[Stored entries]
⟨

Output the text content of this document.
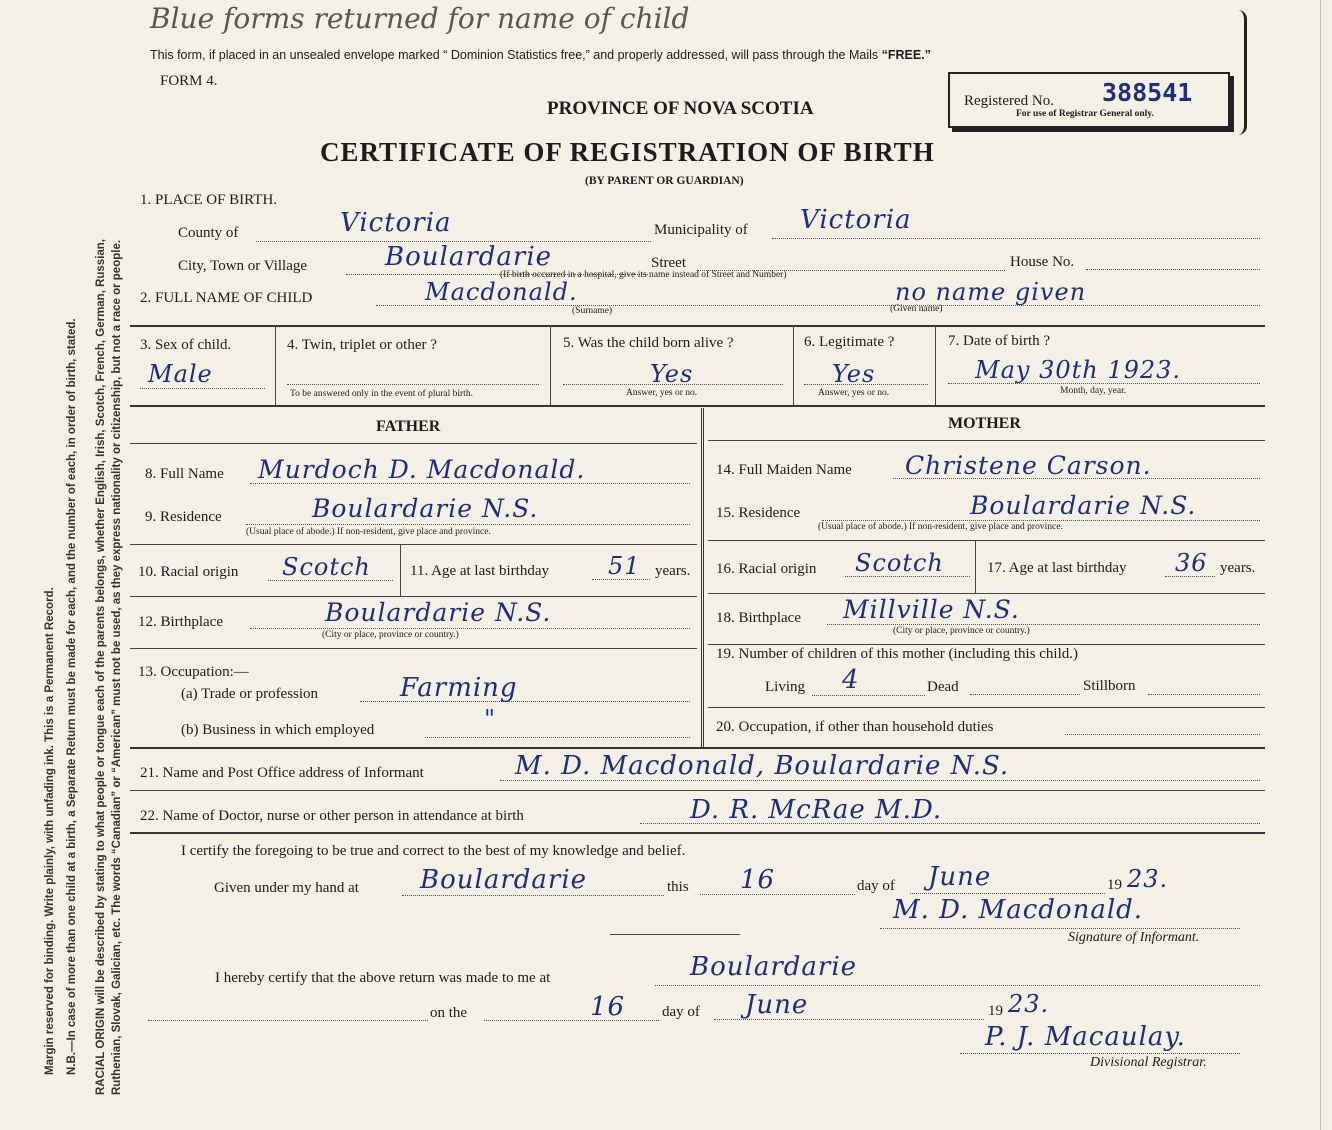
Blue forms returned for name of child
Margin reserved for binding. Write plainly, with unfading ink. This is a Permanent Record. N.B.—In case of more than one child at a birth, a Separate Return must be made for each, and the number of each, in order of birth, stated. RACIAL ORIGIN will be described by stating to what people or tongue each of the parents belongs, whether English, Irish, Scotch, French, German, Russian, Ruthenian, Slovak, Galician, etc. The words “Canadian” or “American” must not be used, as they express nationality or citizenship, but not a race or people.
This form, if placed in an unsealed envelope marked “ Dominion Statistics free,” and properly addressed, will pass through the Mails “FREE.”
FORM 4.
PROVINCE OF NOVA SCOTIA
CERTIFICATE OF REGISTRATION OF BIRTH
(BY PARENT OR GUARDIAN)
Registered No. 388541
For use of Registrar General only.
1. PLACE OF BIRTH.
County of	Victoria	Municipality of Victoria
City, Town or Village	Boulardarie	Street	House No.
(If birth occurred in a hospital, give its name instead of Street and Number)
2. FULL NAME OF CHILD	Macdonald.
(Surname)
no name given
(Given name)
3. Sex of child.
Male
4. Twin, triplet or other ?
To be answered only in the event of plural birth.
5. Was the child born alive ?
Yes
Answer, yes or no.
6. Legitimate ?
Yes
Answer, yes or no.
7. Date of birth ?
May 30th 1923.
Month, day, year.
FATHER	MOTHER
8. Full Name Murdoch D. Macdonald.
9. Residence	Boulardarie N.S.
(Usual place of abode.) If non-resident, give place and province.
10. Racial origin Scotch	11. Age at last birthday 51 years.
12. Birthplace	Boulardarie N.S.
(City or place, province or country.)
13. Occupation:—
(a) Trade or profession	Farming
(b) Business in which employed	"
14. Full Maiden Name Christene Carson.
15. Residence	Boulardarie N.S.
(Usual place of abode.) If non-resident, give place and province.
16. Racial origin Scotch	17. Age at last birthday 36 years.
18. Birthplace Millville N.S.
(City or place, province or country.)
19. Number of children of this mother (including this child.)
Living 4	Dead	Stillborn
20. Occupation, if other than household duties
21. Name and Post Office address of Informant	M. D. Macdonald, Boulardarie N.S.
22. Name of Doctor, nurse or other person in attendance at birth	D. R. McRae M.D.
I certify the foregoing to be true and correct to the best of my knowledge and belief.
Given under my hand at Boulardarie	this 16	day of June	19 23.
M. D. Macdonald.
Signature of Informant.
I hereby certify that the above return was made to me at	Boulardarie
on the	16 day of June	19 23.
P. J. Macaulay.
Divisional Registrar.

⟩

Write the listing out a second time exactly, dropping all images.

Output the text content of this document.
Blue forms returned for name of child
Margin reserved for binding. Write plainly, with unfading ink. This is a Permanent Record. N.B.—In case of more than one child at a birth, a Separate Return must be made for each, and the number of each, in order of birth, stated. RACIAL ORIGIN will be described by stating to what people or tongue each of the parents belongs, whether English, Irish, Scotch, French, German, Russian, Ruthenian, Slovak, Galician, etc. The words “Canadian” or “American” must not be used, as they express nationality or citizenship, but not a race or people.
This form, if placed in an unsealed envelope marked “ Dominion Statistics free,” and properly addressed, will pass through the Mails “FREE.”
FORM 4.
PROVINCE OF NOVA SCOTIA
CERTIFICATE OF REGISTRATION OF BIRTH
(BY PARENT OR GUARDIAN)
Registered No. 388541
For use of Registrar General only.
1. PLACE OF BIRTH.
County of	Victoria	Municipality of Victoria
City, Town or Village	Boulardarie	Street	House No.
(If birth occurred in a hospital, give its name instead of Street and Number)
2. FULL NAME OF CHILD	Macdonald.
(Surname)
no name given
(Given name)
3. Sex of child.
Male
4. Twin, triplet or other ?
To be answered only in the event of plural birth.
5. Was the child born alive ?
Yes
Answer, yes or no.
6. Legitimate ?
Yes
Answer, yes or no.
7. Date of birth ?
May 30th 1923.
Month, day, year.
FATHER	MOTHER
8. Full Name Murdoch D. Macdonald.
9. Residence	Boulardarie N.S.
(Usual place of abode.) If non-resident, give place and province.
10. Racial origin Scotch	11. Age at last birthday 51 years.
12. Birthplace	Boulardarie N.S.
(City or place, province or country.)
13. Occupation:—
(a) Trade or profession	Farming
(b) Business in which employed	"
14. Full Maiden Name Christene Carson.
15. Residence	Boulardarie N.S.
(Usual place of abode.) If non-resident, give place and province.
16. Racial origin Scotch	17. Age at last birthday 36 years.
18. Birthplace Millville N.S.
(City or place, province or country.)
19. Number of children of this mother (including this child.)
Living 4	Dead	Stillborn
20. Occupation, if other than household duties
21. Name and Post Office address of Informant	M. D. Macdonald, Boulardarie N.S.
22. Name of Doctor, nurse or other person in attendance at birth	D. R. McRae M.D.
I certify the foregoing to be true and correct to the best of my knowledge and belief.
Given under my hand at Boulardarie	this 16	day of June	19 23.
M. D. Macdonald.
Signature of Informant.
I hereby certify that the above return was made to me at	Boulardarie
on the	16 day of June	19 23.
P. J. Macaulay.
Divisional Registrar.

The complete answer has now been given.